-- Begin Recorded information --

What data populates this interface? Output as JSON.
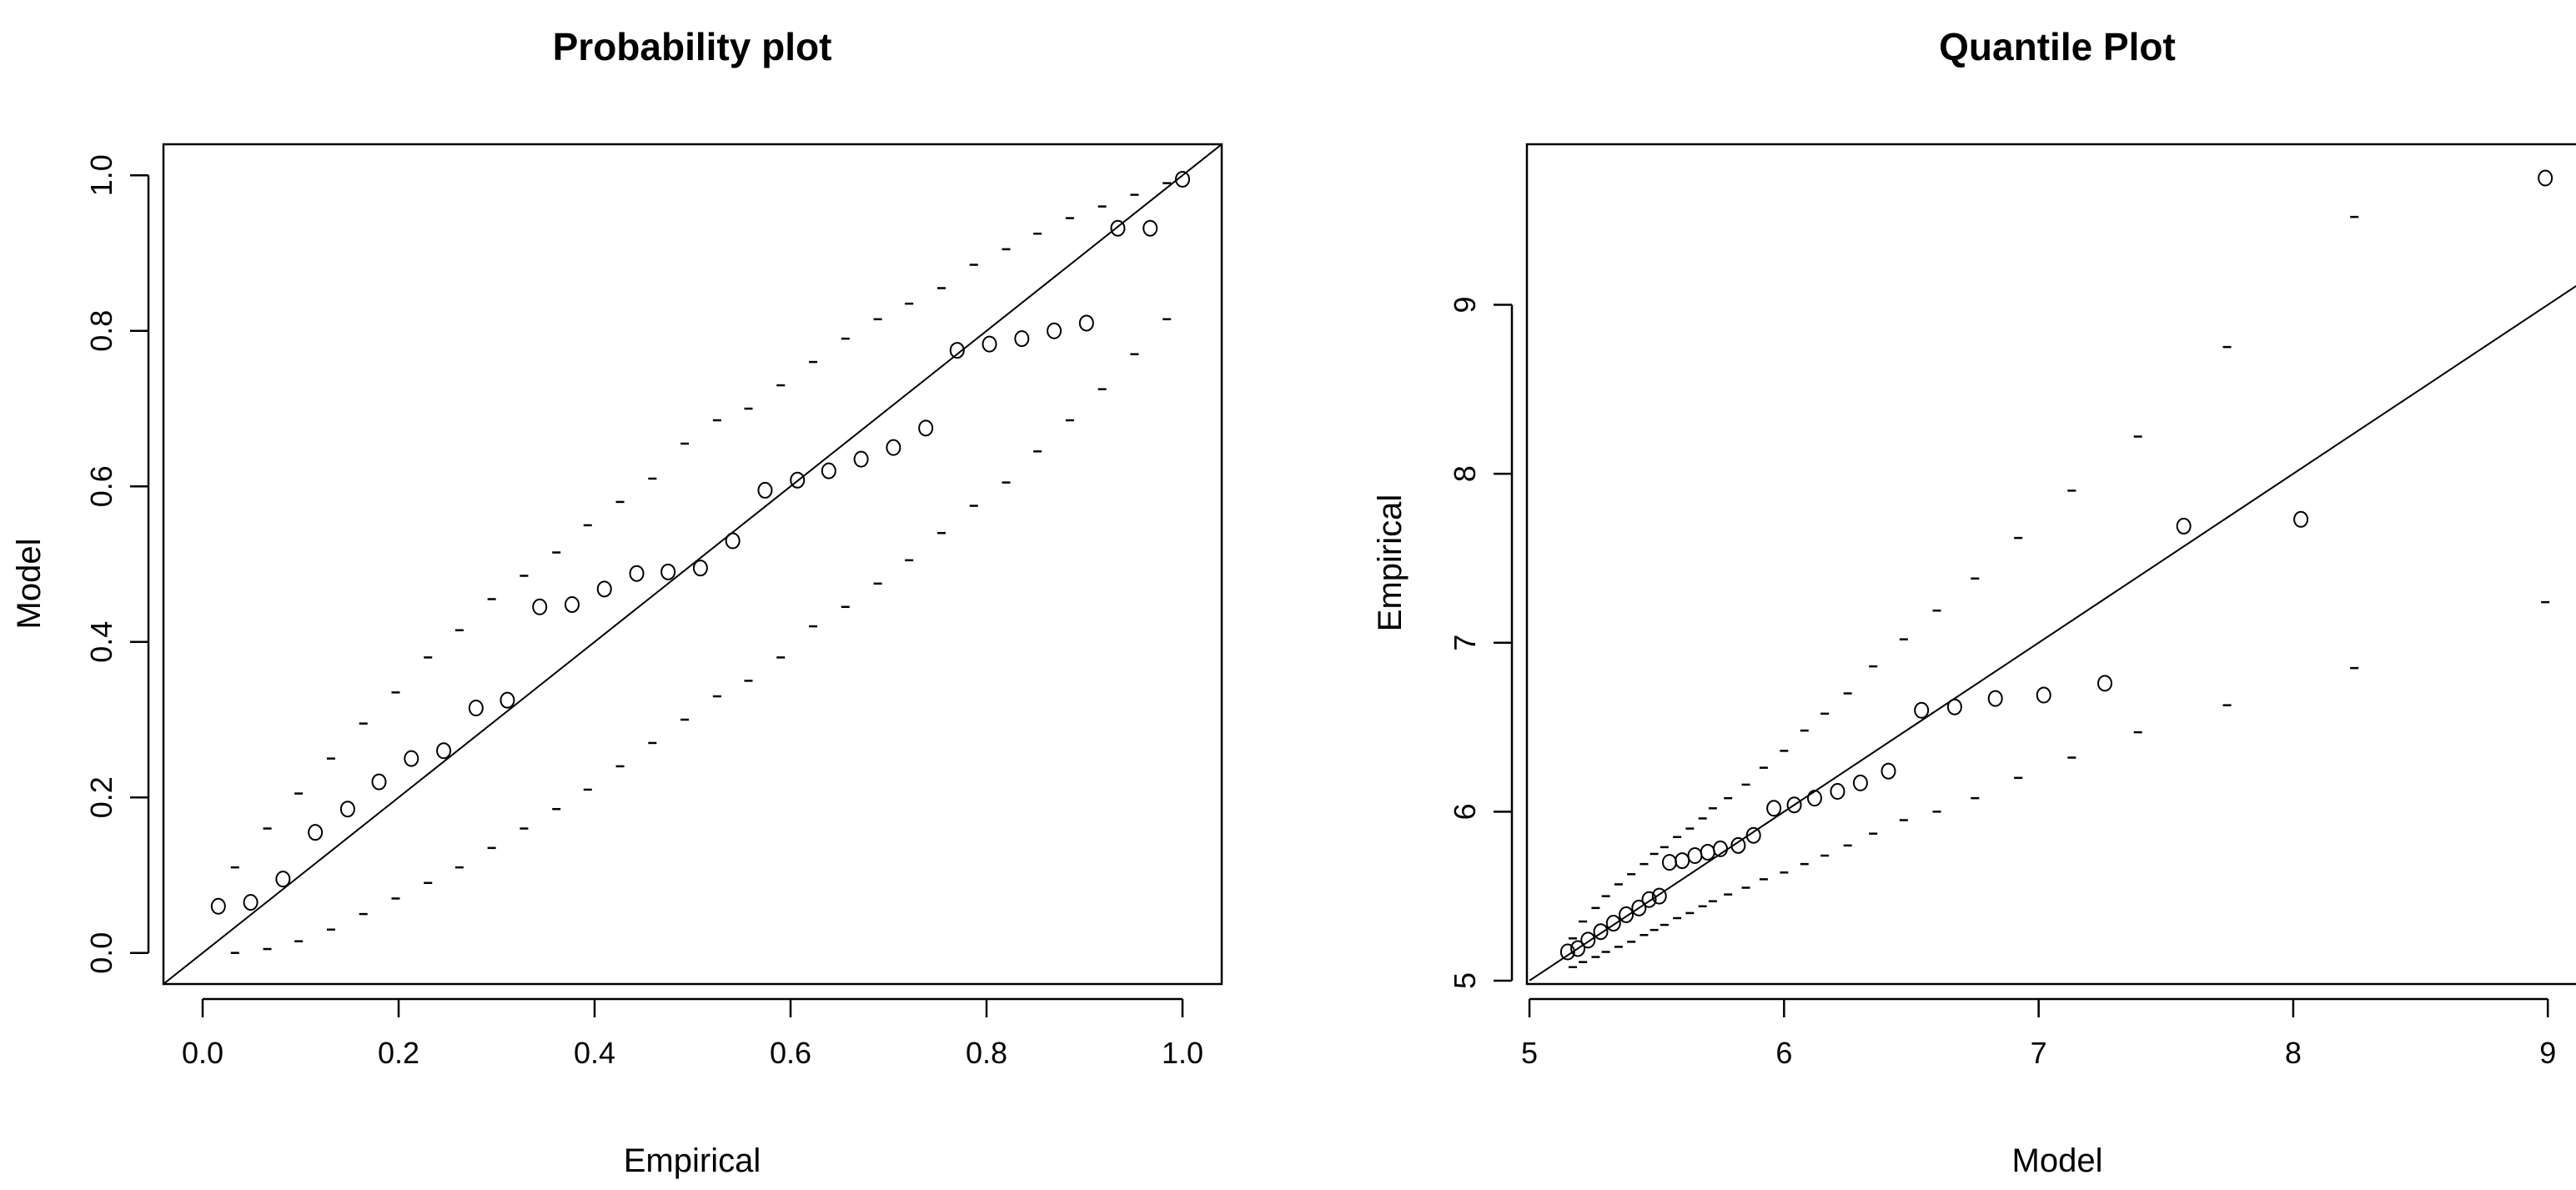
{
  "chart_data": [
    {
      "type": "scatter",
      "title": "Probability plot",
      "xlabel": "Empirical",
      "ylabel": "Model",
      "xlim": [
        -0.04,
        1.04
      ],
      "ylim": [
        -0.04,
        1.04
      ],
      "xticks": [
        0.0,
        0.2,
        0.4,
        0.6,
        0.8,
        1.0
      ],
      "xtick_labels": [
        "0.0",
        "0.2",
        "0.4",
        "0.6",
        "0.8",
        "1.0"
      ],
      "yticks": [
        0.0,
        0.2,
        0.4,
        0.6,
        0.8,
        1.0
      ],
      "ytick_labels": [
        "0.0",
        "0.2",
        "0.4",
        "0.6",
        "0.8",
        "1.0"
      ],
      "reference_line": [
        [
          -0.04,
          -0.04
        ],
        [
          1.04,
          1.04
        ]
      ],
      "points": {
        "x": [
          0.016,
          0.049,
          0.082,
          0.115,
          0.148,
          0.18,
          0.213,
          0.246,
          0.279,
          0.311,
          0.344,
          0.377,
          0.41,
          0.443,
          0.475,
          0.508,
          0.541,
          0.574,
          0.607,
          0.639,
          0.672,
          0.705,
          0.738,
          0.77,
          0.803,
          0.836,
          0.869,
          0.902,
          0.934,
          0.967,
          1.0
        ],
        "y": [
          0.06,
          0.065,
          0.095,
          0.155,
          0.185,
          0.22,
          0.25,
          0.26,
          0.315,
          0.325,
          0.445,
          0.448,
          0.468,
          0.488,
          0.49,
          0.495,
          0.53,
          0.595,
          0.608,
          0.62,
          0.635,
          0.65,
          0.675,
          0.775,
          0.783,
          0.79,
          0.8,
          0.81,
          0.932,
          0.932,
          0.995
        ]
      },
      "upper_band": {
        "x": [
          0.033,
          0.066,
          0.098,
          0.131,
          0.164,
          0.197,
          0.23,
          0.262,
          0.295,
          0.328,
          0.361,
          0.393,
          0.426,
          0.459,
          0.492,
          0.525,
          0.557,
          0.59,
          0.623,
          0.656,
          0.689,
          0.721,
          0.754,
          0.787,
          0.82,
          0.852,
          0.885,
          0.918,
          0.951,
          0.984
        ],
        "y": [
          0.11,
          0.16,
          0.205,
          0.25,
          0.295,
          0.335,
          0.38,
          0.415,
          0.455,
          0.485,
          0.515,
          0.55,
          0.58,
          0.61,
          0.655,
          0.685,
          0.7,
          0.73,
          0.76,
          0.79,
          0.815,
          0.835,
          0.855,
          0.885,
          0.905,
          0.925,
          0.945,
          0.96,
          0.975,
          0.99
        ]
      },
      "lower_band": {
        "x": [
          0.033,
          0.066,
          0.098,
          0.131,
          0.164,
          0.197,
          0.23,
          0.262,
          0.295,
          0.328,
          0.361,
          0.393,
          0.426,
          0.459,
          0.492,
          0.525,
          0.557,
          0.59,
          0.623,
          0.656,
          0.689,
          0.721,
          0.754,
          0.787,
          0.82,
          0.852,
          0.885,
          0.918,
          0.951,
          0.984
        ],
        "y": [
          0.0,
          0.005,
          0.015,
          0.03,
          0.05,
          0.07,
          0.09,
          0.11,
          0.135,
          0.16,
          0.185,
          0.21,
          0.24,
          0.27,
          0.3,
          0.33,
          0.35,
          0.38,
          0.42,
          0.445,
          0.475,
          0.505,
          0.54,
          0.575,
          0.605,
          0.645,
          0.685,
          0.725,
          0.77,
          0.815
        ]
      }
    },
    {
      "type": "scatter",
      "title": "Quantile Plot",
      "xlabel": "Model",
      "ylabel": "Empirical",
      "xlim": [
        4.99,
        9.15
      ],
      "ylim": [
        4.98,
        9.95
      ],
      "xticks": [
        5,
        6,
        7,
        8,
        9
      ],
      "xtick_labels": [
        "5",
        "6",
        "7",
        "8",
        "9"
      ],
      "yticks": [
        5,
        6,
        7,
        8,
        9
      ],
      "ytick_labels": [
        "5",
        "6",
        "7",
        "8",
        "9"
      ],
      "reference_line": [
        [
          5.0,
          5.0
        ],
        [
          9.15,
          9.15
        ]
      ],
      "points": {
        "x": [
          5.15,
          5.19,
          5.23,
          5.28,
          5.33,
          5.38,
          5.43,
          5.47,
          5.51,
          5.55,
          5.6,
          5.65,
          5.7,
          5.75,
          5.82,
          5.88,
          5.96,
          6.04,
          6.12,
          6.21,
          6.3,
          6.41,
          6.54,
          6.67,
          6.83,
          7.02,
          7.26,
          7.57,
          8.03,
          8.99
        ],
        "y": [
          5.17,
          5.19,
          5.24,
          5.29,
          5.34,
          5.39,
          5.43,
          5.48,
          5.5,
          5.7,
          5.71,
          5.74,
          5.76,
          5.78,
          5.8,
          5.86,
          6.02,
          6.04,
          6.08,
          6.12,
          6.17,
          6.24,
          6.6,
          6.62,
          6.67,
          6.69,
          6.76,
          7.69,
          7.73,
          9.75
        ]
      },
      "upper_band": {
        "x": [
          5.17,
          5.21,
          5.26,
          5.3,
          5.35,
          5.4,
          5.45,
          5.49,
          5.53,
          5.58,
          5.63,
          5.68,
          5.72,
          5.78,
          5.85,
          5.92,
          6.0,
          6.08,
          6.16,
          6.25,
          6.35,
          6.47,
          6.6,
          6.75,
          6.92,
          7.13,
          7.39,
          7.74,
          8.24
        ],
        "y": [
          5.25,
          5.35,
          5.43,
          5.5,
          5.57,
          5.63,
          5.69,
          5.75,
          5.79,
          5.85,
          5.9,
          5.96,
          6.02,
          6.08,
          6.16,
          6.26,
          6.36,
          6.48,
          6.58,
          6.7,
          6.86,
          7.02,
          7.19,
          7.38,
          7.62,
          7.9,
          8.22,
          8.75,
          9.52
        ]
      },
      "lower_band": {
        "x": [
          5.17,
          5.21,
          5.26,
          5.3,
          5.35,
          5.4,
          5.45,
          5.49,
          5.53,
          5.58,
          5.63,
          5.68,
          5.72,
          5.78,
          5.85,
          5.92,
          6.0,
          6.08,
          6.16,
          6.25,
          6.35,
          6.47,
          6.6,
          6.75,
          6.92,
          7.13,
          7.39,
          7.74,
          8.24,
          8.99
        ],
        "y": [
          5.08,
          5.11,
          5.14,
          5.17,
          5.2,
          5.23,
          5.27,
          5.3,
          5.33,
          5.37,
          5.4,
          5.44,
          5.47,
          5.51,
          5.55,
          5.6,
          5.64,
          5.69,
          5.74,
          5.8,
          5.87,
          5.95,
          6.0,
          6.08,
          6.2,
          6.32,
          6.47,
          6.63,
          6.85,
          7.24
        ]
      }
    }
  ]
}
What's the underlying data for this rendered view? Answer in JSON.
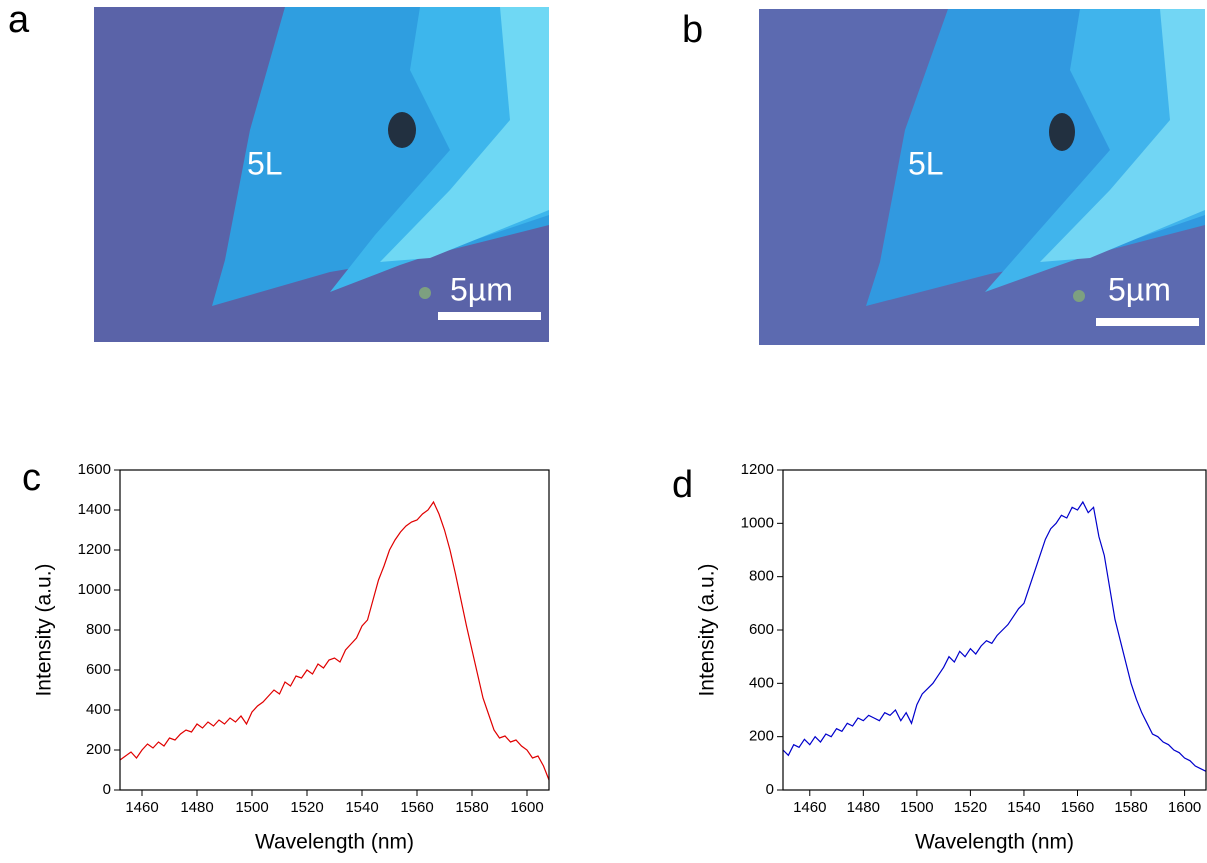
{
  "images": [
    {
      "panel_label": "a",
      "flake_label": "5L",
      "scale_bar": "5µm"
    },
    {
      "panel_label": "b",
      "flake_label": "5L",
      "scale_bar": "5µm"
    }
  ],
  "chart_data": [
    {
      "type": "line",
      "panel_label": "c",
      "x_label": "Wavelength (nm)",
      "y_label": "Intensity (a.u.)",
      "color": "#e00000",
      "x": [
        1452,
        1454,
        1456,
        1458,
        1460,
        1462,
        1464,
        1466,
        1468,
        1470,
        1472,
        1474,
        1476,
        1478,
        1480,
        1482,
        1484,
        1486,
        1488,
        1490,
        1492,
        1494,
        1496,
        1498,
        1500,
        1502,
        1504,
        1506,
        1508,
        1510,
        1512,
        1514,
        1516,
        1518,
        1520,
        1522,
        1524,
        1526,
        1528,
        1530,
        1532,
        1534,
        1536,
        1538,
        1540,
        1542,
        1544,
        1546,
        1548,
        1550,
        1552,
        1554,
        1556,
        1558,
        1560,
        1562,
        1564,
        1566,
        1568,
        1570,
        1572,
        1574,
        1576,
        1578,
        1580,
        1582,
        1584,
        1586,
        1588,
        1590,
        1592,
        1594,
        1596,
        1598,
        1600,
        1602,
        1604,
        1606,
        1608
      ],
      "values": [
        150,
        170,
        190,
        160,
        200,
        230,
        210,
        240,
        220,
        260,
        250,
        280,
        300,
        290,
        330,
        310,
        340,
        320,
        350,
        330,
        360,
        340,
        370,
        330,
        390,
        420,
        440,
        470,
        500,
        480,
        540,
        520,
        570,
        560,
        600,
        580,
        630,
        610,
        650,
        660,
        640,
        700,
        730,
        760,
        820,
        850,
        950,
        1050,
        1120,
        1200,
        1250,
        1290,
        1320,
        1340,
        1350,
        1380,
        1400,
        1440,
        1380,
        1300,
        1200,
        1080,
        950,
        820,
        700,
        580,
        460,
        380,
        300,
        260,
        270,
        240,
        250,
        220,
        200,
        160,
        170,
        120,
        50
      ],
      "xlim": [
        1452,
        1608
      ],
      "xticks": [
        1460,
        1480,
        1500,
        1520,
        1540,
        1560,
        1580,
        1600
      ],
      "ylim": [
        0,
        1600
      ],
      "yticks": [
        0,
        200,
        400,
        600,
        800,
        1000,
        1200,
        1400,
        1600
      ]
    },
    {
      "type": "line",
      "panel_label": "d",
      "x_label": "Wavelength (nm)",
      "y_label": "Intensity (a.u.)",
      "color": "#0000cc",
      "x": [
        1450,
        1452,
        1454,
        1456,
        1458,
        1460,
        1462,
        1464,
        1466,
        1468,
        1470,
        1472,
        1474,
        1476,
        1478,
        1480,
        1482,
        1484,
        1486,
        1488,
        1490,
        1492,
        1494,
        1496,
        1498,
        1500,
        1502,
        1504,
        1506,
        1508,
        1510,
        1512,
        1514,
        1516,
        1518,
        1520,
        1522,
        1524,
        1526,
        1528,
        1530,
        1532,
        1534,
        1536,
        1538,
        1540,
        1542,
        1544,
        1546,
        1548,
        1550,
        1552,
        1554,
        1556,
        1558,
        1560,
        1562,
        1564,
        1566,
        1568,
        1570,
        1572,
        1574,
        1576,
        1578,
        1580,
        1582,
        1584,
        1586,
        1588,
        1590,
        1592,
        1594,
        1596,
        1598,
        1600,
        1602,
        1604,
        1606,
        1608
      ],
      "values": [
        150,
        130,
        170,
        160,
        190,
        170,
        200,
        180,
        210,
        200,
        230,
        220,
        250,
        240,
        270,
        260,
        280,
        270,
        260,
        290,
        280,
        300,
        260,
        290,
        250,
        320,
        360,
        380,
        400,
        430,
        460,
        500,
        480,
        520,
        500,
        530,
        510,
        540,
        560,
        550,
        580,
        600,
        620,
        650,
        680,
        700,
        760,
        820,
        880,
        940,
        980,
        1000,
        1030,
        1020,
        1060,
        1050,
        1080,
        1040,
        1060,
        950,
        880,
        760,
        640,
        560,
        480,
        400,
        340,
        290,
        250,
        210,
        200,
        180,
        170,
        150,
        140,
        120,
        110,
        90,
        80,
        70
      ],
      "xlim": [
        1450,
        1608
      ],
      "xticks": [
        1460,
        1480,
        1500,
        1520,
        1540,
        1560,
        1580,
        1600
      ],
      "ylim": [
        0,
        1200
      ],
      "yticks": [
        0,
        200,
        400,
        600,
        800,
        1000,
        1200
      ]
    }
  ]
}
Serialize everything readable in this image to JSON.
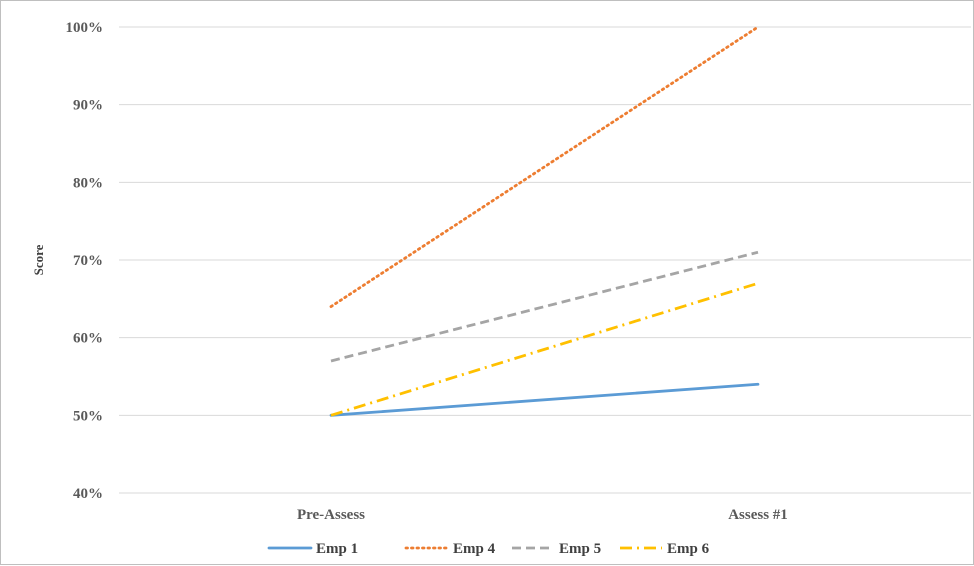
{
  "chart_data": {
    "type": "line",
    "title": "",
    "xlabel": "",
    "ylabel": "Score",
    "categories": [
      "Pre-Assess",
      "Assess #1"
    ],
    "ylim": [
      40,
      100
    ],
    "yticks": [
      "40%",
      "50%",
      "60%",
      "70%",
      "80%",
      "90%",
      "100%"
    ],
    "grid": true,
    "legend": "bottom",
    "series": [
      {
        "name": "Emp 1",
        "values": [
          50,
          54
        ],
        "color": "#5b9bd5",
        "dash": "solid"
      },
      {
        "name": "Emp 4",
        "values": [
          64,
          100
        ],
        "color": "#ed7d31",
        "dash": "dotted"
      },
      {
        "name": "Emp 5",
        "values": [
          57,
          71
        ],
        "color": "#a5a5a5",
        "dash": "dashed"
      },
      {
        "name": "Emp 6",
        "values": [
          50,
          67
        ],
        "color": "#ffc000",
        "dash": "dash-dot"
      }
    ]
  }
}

-- End Recorded information --

• _Exercise aim_
Take the lines from the one that contains "Serialize everything readable" down to the last line of the listing above, both included, and set them down exactly, leaving out pictures.

• _Solution to this problem_
Serialize everything readable in this image to JSON.
{
  "chart_data": {
    "type": "line",
    "title": "",
    "xlabel": "",
    "ylabel": "Score",
    "categories": [
      "Pre-Assess",
      "Assess #1"
    ],
    "ylim": [
      40,
      100
    ],
    "yticks": [
      "40%",
      "50%",
      "60%",
      "70%",
      "80%",
      "90%",
      "100%"
    ],
    "grid": true,
    "legend": "bottom",
    "series": [
      {
        "name": "Emp 1",
        "values": [
          50,
          54
        ],
        "color": "#5b9bd5",
        "dash": "solid"
      },
      {
        "name": "Emp 4",
        "values": [
          64,
          100
        ],
        "color": "#ed7d31",
        "dash": "dotted"
      },
      {
        "name": "Emp 5",
        "values": [
          57,
          71
        ],
        "color": "#a5a5a5",
        "dash": "dashed"
      },
      {
        "name": "Emp 6",
        "values": [
          50,
          67
        ],
        "color": "#ffc000",
        "dash": "dash-dot"
      }
    ]
  }
}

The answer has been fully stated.